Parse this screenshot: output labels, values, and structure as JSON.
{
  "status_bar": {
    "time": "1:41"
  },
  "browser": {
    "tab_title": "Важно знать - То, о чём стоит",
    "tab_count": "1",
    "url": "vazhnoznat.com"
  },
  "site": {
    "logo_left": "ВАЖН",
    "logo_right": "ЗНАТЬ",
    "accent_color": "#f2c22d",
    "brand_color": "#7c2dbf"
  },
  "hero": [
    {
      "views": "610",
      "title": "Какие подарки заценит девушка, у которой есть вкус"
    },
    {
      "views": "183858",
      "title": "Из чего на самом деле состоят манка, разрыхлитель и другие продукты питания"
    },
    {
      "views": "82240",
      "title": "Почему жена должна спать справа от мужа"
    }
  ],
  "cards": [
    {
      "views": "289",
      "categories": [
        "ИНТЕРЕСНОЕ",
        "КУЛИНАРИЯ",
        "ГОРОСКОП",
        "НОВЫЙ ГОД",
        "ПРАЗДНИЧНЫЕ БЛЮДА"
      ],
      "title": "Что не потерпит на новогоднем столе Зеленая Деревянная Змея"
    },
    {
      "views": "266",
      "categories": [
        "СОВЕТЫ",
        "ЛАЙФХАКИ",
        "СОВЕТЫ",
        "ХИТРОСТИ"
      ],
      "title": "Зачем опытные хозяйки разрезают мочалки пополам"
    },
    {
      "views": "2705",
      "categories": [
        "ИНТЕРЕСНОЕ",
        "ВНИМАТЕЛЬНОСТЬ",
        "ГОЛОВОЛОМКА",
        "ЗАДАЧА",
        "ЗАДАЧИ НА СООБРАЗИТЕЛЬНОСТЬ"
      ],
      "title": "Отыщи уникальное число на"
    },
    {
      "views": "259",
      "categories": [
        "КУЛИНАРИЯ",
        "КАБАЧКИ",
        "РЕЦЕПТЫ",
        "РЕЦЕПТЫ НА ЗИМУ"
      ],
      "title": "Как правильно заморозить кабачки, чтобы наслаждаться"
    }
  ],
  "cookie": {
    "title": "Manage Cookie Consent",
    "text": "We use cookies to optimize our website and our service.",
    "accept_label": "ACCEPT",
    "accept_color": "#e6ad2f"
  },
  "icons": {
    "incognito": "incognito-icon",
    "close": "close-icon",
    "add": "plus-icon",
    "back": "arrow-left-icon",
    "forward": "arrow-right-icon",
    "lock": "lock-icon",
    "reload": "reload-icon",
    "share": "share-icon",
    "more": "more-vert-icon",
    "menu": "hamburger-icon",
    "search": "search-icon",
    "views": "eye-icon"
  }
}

_EXERCISE_.
Write the whole listing out again. Keep every line exactly as it is.

_CORRECT RESPONSE_.
Parse this screenshot: output labels, values, and structure as JSON.
{
  "status_bar": {
    "time": "1:41"
  },
  "browser": {
    "tab_title": "Важно знать - То, о чём стоит",
    "tab_count": "1",
    "url": "vazhnoznat.com"
  },
  "site": {
    "logo_left": "ВАЖН",
    "logo_right": "ЗНАТЬ",
    "accent_color": "#f2c22d",
    "brand_color": "#7c2dbf"
  },
  "hero": [
    {
      "views": "610",
      "title": "Какие подарки заценит девушка, у которой есть вкус"
    },
    {
      "views": "183858",
      "title": "Из чего на самом деле состоят манка, разрыхлитель и другие продукты питания"
    },
    {
      "views": "82240",
      "title": "Почему жена должна спать справа от мужа"
    }
  ],
  "cards": [
    {
      "views": "289",
      "categories": [
        "ИНТЕРЕСНОЕ",
        "КУЛИНАРИЯ",
        "ГОРОСКОП",
        "НОВЫЙ ГОД",
        "ПРАЗДНИЧНЫЕ БЛЮДА"
      ],
      "title": "Что не потерпит на новогоднем столе Зеленая Деревянная Змея"
    },
    {
      "views": "266",
      "categories": [
        "СОВЕТЫ",
        "ЛАЙФХАКИ",
        "СОВЕТЫ",
        "ХИТРОСТИ"
      ],
      "title": "Зачем опытные хозяйки разрезают мочалки пополам"
    },
    {
      "views": "2705",
      "categories": [
        "ИНТЕРЕСНОЕ",
        "ВНИМАТЕЛЬНОСТЬ",
        "ГОЛОВОЛОМКА",
        "ЗАДАЧА",
        "ЗАДАЧИ НА СООБРАЗИТЕЛЬНОСТЬ"
      ],
      "title": "Отыщи уникальное число на"
    },
    {
      "views": "259",
      "categories": [
        "КУЛИНАРИЯ",
        "КАБАЧКИ",
        "РЕЦЕПТЫ",
        "РЕЦЕПТЫ НА ЗИМУ"
      ],
      "title": "Как правильно заморозить кабачки, чтобы наслаждаться"
    }
  ],
  "cookie": {
    "title": "Manage Cookie Consent",
    "text": "We use cookies to optimize our website and our service.",
    "accept_label": "ACCEPT",
    "accept_color": "#e6ad2f"
  },
  "icons": {
    "incognito": "incognito-icon",
    "close": "close-icon",
    "add": "plus-icon",
    "back": "arrow-left-icon",
    "forward": "arrow-right-icon",
    "lock": "lock-icon",
    "reload": "reload-icon",
    "share": "share-icon",
    "more": "more-vert-icon",
    "menu": "hamburger-icon",
    "search": "search-icon",
    "views": "eye-icon"
  }
}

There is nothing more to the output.